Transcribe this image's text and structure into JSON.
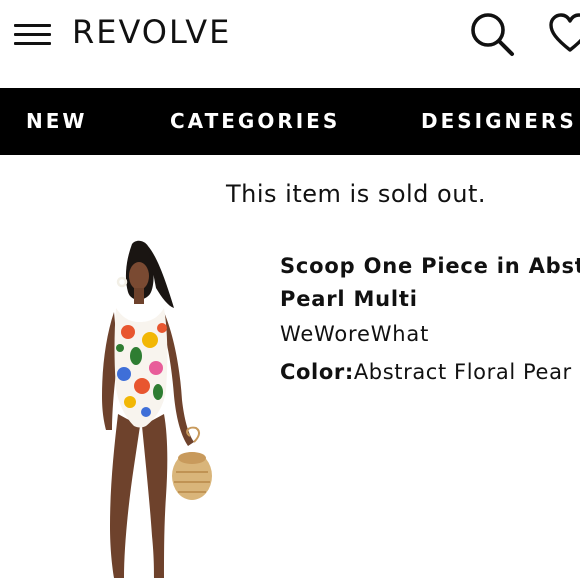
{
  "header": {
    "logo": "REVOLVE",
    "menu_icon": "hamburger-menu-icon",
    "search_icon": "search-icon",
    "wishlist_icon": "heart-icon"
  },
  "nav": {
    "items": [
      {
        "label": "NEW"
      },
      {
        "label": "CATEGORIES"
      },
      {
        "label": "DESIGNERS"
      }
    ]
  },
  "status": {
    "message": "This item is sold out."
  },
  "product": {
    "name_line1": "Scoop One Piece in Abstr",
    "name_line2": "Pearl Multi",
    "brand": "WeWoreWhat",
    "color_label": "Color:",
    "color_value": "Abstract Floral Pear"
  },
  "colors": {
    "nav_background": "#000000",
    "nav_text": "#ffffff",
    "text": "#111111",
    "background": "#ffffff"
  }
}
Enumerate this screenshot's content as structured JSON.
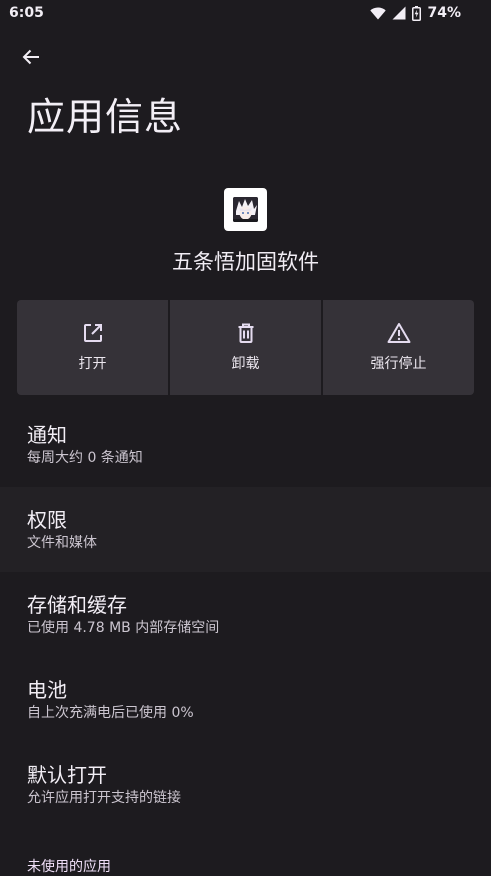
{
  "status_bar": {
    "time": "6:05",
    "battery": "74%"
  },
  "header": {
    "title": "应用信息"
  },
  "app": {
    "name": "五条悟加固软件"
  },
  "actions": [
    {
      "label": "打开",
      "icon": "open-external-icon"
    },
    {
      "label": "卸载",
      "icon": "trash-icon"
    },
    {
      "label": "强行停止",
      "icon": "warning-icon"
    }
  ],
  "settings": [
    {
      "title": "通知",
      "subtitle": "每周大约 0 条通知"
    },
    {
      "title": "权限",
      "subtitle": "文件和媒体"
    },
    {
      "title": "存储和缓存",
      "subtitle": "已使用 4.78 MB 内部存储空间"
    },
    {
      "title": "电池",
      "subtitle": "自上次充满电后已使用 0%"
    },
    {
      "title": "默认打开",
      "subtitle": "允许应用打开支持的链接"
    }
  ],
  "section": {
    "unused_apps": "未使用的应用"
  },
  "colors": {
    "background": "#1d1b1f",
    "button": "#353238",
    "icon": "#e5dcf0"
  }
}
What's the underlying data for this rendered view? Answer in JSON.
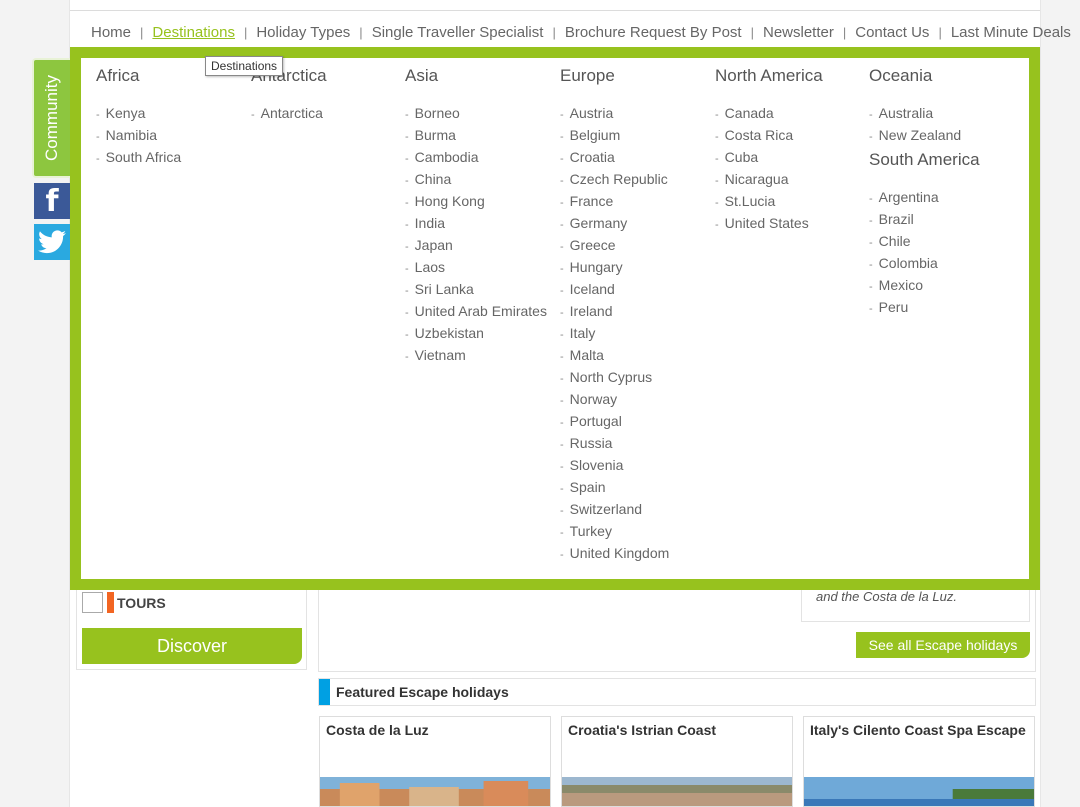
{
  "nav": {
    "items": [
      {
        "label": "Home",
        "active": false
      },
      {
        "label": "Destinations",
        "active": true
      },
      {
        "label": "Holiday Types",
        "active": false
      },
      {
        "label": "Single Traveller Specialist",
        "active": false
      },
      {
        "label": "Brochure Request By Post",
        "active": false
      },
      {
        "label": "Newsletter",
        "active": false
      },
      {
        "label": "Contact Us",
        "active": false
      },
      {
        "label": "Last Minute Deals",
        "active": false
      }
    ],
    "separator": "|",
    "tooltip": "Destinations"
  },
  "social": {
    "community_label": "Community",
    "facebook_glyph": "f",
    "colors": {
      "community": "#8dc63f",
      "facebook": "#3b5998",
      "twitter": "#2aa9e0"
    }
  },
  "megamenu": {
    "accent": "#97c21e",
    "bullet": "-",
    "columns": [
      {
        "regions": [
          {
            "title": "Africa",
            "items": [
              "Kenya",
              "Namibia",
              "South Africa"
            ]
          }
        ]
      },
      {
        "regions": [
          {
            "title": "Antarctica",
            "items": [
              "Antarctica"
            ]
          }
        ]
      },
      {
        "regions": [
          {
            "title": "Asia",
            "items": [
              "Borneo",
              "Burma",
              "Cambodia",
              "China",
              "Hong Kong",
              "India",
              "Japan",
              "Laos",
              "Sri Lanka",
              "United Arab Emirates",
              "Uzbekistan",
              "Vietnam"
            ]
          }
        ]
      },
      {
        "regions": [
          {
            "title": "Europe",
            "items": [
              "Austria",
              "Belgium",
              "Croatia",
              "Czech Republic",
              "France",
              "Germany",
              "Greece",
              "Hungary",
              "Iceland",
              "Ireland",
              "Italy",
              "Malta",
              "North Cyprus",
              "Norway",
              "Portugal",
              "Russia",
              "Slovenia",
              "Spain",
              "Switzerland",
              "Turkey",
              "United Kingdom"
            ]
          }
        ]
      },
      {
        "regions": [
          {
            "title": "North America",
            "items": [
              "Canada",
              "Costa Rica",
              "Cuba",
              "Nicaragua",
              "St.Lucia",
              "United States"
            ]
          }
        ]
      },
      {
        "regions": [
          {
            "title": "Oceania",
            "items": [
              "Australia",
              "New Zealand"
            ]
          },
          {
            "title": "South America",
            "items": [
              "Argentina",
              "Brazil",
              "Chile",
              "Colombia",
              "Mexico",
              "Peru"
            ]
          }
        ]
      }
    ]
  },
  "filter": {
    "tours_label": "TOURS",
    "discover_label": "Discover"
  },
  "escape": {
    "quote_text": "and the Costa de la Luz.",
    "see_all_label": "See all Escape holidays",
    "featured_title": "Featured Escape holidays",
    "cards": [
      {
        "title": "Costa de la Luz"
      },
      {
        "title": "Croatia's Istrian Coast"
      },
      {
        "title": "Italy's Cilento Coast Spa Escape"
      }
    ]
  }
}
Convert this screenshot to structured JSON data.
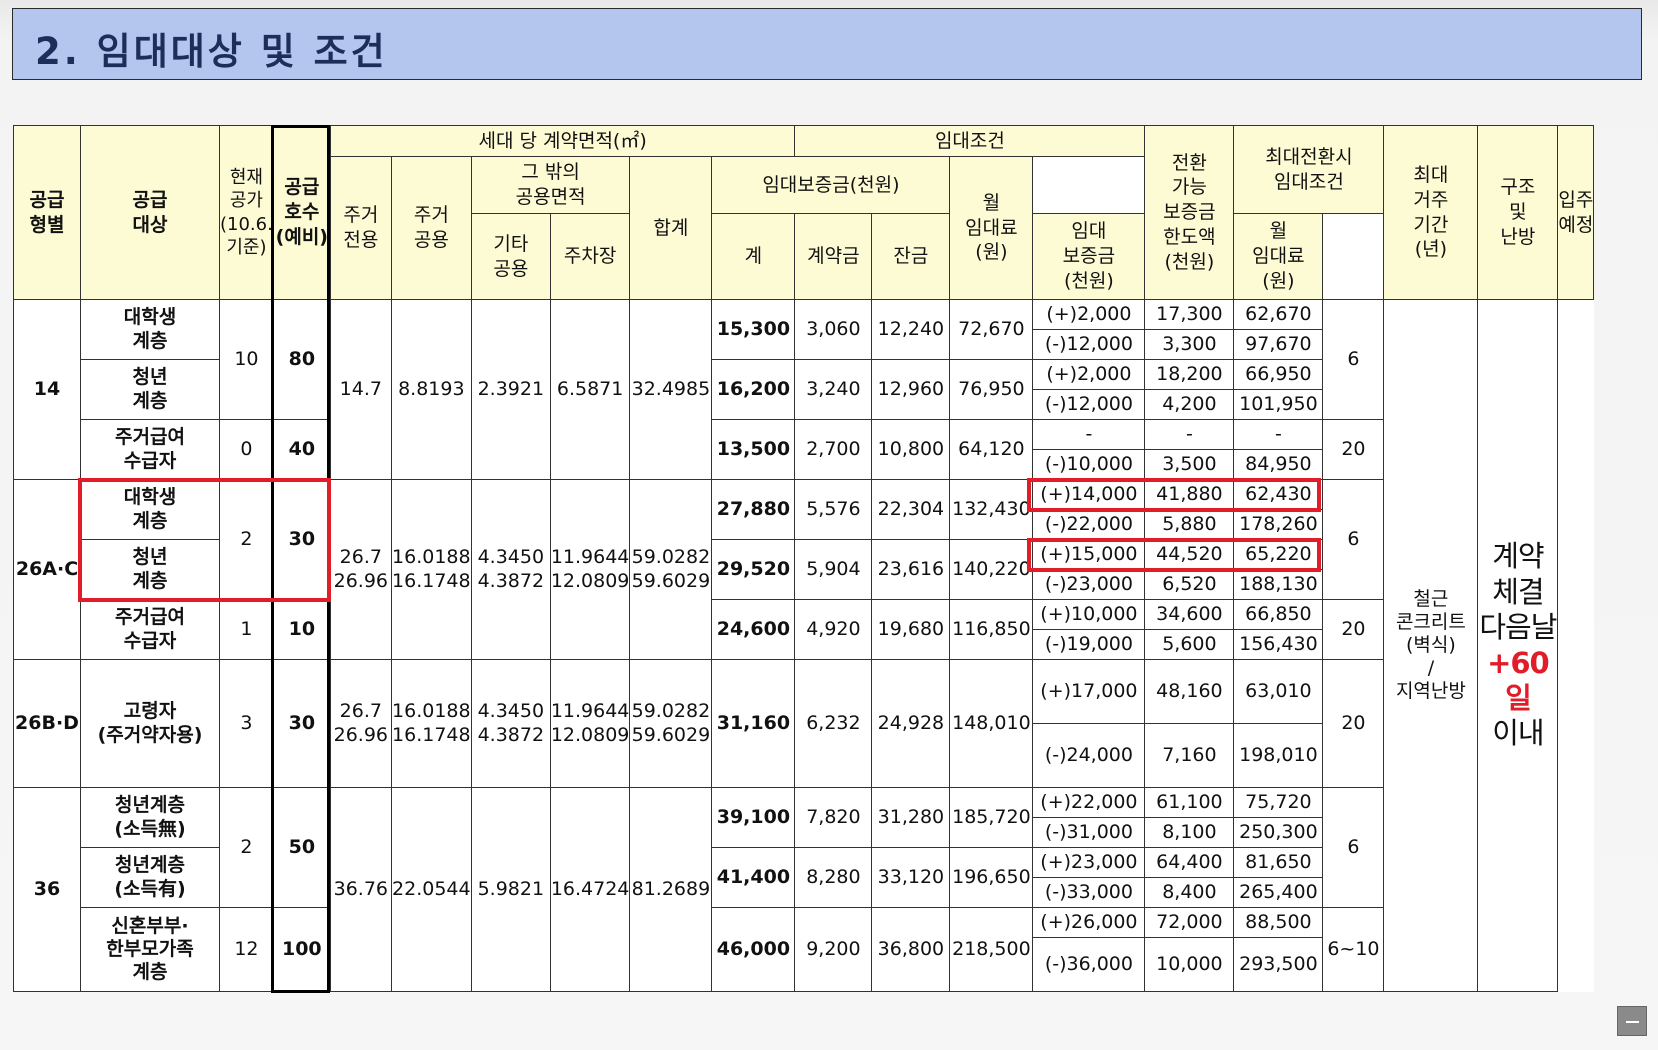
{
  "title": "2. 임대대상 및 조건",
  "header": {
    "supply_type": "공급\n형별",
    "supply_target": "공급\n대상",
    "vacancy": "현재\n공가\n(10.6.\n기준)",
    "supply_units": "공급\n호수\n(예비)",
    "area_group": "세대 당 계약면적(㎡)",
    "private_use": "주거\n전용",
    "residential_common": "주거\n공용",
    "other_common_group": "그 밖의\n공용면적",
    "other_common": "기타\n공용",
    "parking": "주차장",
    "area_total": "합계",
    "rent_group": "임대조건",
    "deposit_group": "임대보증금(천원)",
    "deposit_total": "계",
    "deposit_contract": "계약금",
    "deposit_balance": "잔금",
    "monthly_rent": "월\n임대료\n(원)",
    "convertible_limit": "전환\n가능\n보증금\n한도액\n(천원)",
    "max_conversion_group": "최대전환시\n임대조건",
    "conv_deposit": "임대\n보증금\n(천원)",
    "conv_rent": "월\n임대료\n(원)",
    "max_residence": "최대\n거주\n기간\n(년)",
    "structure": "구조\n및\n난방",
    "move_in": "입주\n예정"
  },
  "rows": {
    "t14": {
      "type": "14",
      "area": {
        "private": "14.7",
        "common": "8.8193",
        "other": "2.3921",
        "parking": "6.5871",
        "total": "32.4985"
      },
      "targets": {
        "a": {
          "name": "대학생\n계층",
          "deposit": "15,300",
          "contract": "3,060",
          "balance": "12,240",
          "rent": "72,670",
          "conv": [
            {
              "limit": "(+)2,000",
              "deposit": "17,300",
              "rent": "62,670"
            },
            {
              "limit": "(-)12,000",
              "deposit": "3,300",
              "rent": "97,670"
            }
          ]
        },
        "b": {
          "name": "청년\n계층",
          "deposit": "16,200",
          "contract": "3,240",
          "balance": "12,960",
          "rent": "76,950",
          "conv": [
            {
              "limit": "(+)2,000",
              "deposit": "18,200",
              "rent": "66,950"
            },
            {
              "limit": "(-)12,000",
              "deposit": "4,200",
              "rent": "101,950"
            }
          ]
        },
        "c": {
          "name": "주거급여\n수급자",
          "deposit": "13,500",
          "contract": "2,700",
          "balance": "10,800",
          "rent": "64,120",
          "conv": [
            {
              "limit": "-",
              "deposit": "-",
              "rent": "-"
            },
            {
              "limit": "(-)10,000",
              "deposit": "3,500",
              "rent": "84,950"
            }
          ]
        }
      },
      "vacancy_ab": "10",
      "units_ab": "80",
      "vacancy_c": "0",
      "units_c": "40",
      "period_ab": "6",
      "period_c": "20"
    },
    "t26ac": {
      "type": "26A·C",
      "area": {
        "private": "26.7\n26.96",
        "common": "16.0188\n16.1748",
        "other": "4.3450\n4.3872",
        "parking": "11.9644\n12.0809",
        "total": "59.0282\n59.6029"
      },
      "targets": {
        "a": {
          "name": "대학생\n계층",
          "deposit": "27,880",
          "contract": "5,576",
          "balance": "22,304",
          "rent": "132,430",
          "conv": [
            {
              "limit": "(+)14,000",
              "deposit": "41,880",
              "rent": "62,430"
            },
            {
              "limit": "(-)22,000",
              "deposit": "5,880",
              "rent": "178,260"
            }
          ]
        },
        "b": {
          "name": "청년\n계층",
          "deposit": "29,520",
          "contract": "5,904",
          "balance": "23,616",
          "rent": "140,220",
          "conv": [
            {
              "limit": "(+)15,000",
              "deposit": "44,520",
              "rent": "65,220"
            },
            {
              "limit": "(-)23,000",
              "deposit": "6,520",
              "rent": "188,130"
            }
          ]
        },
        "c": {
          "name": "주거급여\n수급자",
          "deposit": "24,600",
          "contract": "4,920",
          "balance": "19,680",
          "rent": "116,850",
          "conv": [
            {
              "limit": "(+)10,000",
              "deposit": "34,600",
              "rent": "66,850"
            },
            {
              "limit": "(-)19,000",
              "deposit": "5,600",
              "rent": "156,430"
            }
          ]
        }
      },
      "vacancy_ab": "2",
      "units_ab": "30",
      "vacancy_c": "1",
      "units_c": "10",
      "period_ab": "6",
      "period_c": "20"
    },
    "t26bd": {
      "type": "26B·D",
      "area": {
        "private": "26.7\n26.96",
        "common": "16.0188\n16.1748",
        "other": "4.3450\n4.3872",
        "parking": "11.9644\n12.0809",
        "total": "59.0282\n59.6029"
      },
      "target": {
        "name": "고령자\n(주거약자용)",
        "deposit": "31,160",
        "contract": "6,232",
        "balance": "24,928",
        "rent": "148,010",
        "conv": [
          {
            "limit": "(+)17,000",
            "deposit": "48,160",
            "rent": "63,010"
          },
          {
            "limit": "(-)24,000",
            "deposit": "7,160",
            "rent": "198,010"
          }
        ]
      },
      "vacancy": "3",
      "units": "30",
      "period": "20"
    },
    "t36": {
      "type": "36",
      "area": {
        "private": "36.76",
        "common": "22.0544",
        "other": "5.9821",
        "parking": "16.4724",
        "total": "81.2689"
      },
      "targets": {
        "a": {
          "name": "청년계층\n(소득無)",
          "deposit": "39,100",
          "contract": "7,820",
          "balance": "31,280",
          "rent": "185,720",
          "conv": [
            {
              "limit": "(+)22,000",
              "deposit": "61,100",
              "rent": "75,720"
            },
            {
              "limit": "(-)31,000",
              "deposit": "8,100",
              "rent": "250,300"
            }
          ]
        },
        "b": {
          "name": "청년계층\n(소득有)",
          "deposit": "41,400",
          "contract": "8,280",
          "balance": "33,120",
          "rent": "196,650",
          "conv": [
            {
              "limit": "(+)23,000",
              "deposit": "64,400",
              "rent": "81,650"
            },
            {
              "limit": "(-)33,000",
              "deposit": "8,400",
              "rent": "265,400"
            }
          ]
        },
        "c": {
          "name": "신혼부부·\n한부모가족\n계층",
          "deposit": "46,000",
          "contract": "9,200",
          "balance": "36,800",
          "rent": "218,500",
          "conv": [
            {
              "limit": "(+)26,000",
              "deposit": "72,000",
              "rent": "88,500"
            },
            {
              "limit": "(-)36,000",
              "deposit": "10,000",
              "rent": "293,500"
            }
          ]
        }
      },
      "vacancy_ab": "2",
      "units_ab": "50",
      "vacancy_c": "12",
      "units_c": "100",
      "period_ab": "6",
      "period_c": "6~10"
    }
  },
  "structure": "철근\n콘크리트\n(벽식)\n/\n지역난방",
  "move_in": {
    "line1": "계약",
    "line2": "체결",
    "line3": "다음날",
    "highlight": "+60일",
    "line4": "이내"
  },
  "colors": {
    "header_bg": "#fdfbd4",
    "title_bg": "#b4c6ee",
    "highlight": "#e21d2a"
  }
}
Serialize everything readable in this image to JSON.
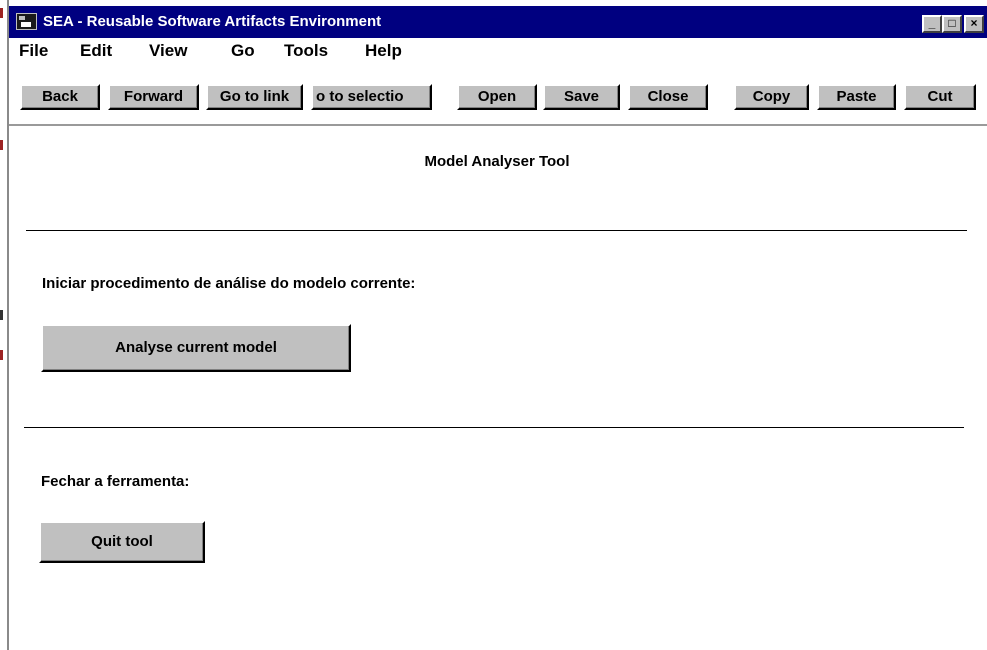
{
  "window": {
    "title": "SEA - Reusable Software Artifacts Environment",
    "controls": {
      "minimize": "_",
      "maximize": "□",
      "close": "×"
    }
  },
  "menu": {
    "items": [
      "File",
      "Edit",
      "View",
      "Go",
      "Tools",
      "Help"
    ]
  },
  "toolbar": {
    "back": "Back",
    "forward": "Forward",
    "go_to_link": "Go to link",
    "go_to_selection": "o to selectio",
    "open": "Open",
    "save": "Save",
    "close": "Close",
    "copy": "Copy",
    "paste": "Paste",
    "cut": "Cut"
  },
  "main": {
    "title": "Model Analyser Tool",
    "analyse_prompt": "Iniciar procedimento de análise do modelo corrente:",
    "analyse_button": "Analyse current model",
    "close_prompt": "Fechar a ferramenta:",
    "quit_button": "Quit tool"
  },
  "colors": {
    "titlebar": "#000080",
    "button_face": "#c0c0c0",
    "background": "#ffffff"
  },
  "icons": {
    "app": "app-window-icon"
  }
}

• [Written problem] Your output should consist solely of the lines from the line containing "Serialize everything readable" through the last line of the entries, verbatim, minus any pictures.

• [Solved exercise]
Serialize everything readable in this image to JSON.
{
  "window": {
    "title": "SEA - Reusable Software Artifacts Environment",
    "controls": {
      "minimize": "_",
      "maximize": "□",
      "close": "×"
    }
  },
  "menu": {
    "items": [
      "File",
      "Edit",
      "View",
      "Go",
      "Tools",
      "Help"
    ]
  },
  "toolbar": {
    "back": "Back",
    "forward": "Forward",
    "go_to_link": "Go to link",
    "go_to_selection": "o to selectio",
    "open": "Open",
    "save": "Save",
    "close": "Close",
    "copy": "Copy",
    "paste": "Paste",
    "cut": "Cut"
  },
  "main": {
    "title": "Model Analyser Tool",
    "analyse_prompt": "Iniciar procedimento de análise do modelo corrente:",
    "analyse_button": "Analyse current model",
    "close_prompt": "Fechar a ferramenta:",
    "quit_button": "Quit tool"
  },
  "colors": {
    "titlebar": "#000080",
    "button_face": "#c0c0c0",
    "background": "#ffffff"
  },
  "icons": {
    "app": "app-window-icon"
  }
}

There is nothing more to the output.